3. My blog is a broken record on this topic, but I'm going to remind you that if you attempt to negate a frame, you reinforce that frame. If you've read even three books on Witchcraft, you've come across the notion that you don't craft a spell to focus on what you don't want. So, for example, you don't write affirmations that say that you're banishing sloth and loneliness from your life. You write affirmations that say that you bring Fire and the ability to focus as well as the ability to attract love into your life. Think of Richard Nixon announcing, "I am not a crook," or Christine O'Donnell saying, "I'm not a witch; I'm you." Today, when people think of Nixon, they think of a crook and when they think of O'Donnell, they remember that she "dabbled into Witchcraft." If you say, "Witches are not evil old women with green skin who do spells to harm people," the next time people think of Witches, they will think of . . . .

The message here is that you MUST NOT begin your interview by telling the reporter that, "Witches don't eat babies," or that "Pagans are not Satanists," or that "We don't really do evil spells." Negating a frame reinforces it. If you give the Viagra salesperson a sound-bite about not being a Satanist or not eating babies, I guarandamntee you, those are the six seconds of your entire, 90 minute conversation, that will show up on tv/on the radio/in print, etc. Really. Trust me. And you are not smarter than the reporter. The reporter does this everyday of hir life, while you may talk to the media a dozen or so (if you're v active) times in your life. If you say it, they will use it to (1) sell Viagra and (2) make you look like an idiot. You are playing on their field. Don't give them ANYTHING that you don't want them to use.

4. "Out Yourself as a Pagan" Day has even more pitfalls, IMHO, in terms of media communication, than does Pagan Pride Day. While even fairly mainstream religions may have Pride Days (DC has a great Greek Orthodox festival, for example), the entire notion of "coming out" brings up the issue of why anyone feels the need to stay in the broom closet in the first place. Discussing prejudices against Pagans (the reason some Pagans stay in the closet) without slipping into the whole "We're coming out because some folks think we eat babies, but we don't," (which winds up on the evening news clipped to "We eat babies"), requires a level of media-savvy that I don't think many of us possess.

| Source data |

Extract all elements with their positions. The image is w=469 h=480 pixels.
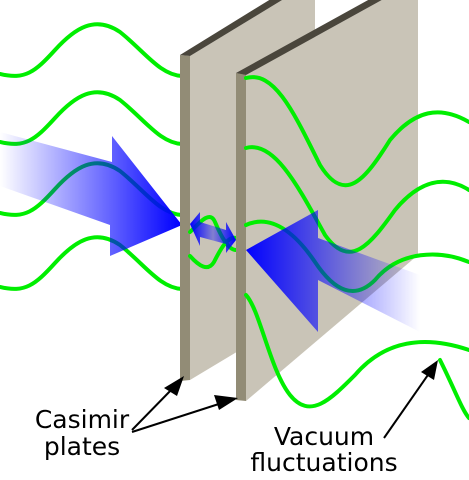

| Description of the task |
Using the piece on Pagans talking to the media, explain in one to three sentences why someone should not open an interview by saying that Witches don't eat babies.

| Exercise answer |
Negating a frame reinforces it, so denying the idea only strengthens it in people's minds. The reporter will likely use that brief sound-bite out of the whole conversation, both to sell Viagra and to make the speaker look like an idiot.